[WHAT NEEDS TO BE DONE] List all lines of the data that include the string "time".

[RECORD EXTRACTS]
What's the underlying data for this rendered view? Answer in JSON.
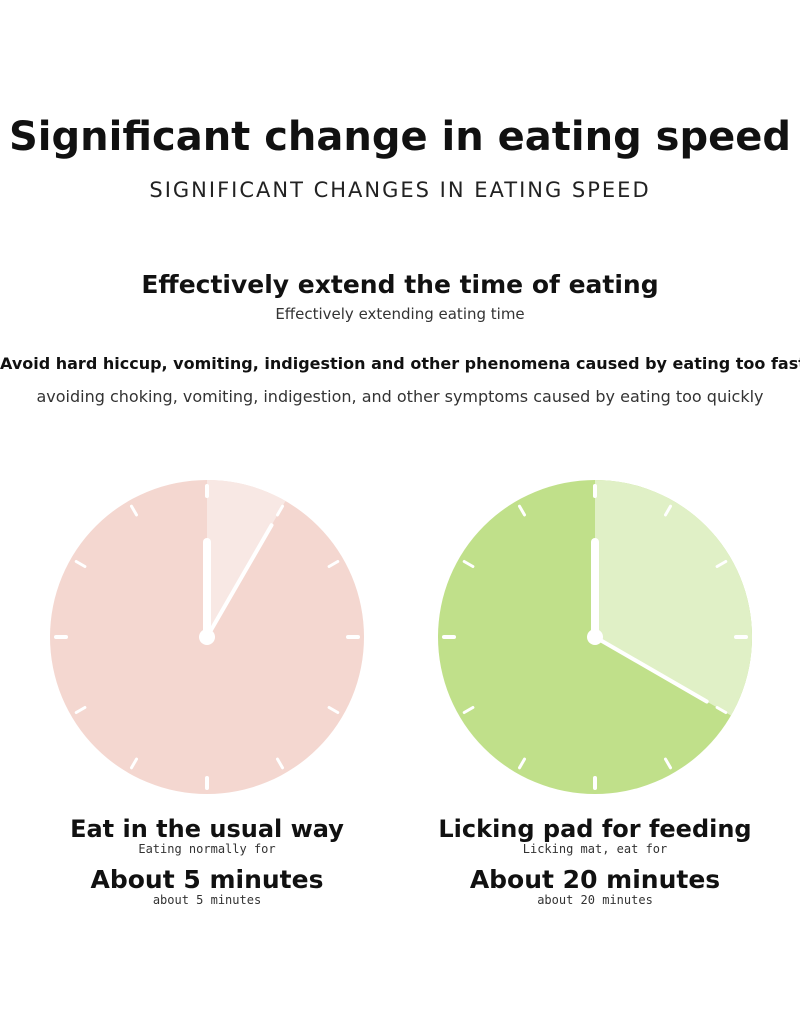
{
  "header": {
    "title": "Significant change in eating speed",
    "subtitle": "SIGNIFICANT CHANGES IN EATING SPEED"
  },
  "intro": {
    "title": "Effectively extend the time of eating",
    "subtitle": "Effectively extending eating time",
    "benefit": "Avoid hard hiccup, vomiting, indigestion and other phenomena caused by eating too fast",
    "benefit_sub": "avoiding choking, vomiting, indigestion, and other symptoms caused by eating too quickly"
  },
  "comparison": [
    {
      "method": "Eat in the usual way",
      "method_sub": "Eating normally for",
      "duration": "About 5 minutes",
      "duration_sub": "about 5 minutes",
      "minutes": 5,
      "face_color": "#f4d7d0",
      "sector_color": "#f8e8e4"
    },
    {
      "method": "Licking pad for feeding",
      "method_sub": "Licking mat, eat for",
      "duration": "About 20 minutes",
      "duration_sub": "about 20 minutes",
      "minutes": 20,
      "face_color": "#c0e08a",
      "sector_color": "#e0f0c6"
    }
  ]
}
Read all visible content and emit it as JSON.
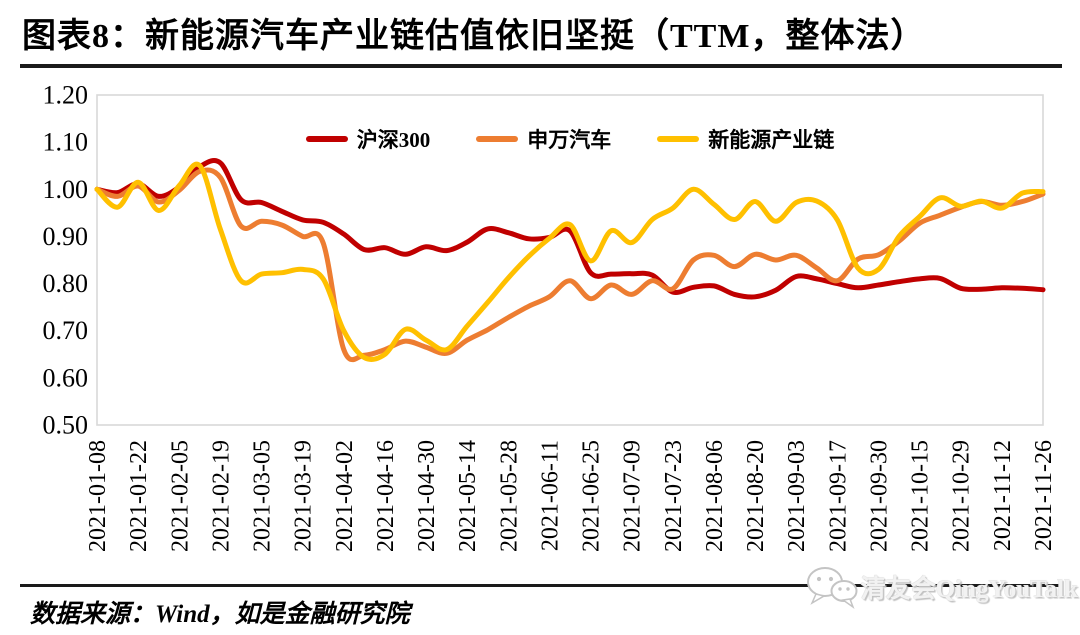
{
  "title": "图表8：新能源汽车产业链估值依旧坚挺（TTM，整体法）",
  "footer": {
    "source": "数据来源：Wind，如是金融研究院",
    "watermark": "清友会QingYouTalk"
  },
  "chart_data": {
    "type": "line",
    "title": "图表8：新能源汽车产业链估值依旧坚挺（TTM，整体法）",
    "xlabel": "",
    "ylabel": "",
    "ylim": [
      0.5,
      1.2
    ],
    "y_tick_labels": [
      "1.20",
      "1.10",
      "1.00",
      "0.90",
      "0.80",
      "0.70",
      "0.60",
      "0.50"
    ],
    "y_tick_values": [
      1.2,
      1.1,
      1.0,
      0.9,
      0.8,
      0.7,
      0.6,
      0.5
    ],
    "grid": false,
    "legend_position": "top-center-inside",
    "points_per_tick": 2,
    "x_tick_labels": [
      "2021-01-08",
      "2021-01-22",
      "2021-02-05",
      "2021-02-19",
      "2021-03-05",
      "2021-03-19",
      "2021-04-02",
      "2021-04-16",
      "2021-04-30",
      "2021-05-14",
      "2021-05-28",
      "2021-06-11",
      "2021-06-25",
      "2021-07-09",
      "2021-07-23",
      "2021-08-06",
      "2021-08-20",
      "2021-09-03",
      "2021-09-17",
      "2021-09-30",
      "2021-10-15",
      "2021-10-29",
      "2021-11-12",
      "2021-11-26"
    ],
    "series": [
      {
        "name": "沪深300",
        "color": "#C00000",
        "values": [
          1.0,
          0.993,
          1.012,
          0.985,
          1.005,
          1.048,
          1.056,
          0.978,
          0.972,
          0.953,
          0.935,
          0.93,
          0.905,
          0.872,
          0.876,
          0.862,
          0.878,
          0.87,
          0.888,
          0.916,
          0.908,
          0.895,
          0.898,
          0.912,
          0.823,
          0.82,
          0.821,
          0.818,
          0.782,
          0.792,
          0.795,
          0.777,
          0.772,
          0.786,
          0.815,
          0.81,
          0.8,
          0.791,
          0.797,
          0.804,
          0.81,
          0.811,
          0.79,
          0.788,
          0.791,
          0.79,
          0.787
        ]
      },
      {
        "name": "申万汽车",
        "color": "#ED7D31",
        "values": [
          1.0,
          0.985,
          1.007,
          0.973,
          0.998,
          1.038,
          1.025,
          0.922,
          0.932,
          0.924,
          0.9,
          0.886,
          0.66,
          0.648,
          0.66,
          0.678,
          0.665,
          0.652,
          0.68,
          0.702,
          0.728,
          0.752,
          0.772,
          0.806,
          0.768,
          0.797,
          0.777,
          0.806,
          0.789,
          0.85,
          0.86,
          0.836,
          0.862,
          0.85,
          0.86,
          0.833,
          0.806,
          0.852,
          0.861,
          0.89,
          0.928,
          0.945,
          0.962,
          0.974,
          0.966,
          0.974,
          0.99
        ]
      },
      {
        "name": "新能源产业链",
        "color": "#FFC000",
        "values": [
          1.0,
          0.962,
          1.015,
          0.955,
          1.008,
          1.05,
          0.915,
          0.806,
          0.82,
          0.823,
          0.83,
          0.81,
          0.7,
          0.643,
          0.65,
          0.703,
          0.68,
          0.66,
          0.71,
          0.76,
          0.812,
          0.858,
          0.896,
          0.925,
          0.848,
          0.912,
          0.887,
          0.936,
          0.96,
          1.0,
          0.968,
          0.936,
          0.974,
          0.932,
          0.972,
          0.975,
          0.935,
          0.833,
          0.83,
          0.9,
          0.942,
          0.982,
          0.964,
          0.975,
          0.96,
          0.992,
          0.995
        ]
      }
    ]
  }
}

[OUTPUT OF THE EXERCISE]
    "title": "Effectively extend the time of eating",
    "subtitle": "Effectively extending eating time",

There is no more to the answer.